**WHAT TO PRODUCE**
Determine how many lines in the entries below include "laptop". The reply should be that number and nothing else.

**INFORMATION PROVIDED**
..........

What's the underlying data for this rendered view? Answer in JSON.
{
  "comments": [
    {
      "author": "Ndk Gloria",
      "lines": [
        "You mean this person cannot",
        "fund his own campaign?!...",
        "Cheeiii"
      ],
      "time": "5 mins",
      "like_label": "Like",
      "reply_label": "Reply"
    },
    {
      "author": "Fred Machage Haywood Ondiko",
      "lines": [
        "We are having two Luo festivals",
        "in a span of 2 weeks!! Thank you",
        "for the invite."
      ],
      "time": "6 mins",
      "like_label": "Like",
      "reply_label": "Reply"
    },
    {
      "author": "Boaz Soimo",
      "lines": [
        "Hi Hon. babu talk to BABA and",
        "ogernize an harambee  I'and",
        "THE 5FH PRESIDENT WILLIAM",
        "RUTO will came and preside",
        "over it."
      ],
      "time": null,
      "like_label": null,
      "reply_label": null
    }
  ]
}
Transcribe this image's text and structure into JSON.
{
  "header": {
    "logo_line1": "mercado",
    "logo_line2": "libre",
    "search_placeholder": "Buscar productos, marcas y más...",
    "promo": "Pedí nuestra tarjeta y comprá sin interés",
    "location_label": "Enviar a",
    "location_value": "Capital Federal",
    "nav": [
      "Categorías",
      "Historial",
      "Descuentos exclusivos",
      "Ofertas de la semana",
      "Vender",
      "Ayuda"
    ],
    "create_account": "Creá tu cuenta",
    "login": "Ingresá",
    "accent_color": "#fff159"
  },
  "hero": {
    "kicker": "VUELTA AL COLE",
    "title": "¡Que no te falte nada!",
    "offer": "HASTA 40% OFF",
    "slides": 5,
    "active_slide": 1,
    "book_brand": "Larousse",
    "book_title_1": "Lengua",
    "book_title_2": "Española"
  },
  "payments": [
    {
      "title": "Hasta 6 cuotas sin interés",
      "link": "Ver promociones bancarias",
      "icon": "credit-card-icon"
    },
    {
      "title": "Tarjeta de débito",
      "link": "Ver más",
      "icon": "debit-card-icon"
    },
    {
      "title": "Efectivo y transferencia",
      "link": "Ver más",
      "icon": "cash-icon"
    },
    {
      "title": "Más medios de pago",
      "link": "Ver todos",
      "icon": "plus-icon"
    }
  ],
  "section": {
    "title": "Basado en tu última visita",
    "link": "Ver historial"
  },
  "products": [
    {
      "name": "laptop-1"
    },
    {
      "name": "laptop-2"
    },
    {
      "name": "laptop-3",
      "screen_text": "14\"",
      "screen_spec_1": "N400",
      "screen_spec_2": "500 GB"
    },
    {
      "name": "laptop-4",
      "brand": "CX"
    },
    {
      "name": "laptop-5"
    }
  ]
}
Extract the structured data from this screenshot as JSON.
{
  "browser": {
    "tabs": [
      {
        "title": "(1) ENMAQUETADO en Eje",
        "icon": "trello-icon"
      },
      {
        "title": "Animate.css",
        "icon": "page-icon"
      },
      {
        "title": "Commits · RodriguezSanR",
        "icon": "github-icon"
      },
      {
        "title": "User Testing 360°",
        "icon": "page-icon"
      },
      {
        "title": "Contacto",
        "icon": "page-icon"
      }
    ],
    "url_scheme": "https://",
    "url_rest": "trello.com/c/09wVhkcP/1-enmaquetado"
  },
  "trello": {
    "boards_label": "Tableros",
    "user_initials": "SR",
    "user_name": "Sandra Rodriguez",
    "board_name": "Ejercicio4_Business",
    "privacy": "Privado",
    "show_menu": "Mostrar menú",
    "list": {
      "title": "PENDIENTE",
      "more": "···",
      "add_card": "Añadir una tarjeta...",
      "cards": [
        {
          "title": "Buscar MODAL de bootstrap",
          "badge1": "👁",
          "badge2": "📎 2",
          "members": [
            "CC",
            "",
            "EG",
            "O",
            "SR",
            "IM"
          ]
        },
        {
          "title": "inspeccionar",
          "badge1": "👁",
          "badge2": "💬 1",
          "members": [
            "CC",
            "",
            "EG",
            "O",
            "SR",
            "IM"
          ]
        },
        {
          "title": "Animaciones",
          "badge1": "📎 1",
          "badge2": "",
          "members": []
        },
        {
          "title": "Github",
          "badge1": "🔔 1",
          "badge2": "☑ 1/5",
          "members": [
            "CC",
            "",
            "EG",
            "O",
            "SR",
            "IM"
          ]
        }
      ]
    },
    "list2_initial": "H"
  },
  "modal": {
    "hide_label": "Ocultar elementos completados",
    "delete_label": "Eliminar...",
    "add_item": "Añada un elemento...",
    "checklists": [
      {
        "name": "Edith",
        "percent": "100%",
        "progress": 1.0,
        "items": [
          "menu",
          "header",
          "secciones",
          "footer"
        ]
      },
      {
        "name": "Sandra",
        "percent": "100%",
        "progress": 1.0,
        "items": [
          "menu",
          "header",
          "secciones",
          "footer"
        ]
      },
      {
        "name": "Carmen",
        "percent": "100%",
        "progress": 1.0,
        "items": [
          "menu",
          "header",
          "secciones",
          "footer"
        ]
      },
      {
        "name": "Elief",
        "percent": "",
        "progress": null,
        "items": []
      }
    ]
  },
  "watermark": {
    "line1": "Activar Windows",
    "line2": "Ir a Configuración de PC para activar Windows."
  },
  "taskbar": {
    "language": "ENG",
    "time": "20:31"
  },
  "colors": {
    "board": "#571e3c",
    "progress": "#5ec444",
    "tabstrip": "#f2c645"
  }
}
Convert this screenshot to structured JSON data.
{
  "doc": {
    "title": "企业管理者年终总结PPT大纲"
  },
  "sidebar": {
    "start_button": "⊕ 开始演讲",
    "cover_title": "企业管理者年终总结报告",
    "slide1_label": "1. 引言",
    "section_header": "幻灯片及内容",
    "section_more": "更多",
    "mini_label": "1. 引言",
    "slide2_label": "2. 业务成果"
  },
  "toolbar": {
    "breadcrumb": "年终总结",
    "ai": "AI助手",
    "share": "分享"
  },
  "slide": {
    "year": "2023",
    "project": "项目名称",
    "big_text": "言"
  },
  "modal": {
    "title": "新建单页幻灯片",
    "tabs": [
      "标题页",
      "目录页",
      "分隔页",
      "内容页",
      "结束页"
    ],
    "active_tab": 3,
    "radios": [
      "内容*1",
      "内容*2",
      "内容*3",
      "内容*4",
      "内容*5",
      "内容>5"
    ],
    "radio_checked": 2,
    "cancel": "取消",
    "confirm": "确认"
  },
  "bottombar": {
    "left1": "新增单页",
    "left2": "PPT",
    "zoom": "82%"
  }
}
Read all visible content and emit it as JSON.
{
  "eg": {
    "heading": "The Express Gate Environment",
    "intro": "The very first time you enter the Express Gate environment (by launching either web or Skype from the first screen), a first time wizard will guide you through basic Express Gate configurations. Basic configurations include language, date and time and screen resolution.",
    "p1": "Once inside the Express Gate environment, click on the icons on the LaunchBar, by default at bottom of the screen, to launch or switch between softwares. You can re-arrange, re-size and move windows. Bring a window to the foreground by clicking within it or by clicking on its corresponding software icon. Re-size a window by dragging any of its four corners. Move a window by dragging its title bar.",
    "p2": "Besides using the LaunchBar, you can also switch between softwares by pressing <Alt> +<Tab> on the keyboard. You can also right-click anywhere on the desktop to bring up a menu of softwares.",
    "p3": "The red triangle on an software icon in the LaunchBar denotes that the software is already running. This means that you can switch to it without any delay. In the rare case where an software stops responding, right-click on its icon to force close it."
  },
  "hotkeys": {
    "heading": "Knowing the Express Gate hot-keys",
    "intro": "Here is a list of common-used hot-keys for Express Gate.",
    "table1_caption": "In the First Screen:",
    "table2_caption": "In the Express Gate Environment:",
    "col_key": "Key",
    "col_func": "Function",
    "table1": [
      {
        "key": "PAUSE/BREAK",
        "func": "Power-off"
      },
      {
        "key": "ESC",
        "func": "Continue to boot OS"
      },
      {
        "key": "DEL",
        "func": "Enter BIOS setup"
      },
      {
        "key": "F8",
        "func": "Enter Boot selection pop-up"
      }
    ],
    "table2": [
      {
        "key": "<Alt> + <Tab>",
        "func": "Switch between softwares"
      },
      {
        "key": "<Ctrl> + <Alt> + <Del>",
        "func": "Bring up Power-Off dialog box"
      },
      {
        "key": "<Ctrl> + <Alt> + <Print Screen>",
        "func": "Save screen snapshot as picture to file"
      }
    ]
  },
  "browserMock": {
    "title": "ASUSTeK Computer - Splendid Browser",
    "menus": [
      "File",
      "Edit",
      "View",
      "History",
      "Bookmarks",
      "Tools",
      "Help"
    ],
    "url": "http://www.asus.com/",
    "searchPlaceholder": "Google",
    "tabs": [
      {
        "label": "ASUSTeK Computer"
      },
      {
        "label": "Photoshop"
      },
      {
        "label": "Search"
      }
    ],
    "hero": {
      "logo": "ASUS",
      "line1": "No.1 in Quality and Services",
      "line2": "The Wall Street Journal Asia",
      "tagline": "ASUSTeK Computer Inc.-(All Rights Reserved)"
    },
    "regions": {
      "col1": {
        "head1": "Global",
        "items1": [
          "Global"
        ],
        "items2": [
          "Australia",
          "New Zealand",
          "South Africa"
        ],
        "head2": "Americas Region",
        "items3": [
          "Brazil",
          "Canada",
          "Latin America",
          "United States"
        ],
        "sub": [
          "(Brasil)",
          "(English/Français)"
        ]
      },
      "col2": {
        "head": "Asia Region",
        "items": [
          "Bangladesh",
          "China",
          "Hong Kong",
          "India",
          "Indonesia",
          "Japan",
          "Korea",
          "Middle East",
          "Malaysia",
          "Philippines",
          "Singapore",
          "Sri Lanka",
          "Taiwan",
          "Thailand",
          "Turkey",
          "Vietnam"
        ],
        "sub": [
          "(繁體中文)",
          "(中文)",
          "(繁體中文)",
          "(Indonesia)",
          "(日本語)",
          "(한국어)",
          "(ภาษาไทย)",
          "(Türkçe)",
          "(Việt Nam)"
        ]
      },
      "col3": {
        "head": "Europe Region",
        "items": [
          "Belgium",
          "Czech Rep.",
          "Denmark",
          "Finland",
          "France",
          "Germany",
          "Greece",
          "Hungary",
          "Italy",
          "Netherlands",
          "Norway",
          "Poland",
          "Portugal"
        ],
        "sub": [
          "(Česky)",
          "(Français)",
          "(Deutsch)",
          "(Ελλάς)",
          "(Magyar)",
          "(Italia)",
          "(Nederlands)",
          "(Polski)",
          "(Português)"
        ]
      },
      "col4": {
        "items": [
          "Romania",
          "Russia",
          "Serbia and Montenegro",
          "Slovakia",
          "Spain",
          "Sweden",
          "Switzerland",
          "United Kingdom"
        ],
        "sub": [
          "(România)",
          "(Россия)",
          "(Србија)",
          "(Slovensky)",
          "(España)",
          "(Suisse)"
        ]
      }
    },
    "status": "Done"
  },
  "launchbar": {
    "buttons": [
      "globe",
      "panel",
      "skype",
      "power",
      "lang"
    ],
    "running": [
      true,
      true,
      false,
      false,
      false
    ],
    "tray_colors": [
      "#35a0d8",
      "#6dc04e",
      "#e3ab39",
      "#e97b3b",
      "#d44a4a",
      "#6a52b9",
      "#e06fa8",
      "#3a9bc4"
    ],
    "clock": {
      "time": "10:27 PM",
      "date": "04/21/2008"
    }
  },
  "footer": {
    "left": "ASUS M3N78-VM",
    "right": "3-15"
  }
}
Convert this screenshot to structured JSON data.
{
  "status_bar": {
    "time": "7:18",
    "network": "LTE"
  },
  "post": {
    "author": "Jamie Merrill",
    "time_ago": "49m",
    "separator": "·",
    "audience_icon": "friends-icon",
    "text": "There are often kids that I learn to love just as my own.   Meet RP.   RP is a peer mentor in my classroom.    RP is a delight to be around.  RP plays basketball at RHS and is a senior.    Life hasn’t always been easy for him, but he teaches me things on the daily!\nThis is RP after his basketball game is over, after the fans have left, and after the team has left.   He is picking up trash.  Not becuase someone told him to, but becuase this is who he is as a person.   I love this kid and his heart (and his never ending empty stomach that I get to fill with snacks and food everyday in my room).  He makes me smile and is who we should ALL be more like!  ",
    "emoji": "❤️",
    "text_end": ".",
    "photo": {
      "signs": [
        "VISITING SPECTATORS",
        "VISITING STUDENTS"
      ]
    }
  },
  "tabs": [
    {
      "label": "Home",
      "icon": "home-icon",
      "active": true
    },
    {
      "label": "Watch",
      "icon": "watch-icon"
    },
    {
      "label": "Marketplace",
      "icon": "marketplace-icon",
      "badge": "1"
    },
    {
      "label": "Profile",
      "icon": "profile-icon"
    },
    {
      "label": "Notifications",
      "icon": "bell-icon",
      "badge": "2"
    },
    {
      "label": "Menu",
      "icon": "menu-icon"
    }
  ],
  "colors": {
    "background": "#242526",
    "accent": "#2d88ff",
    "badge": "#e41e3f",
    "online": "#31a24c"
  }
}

..........

**CORRECT RESPONSE**
5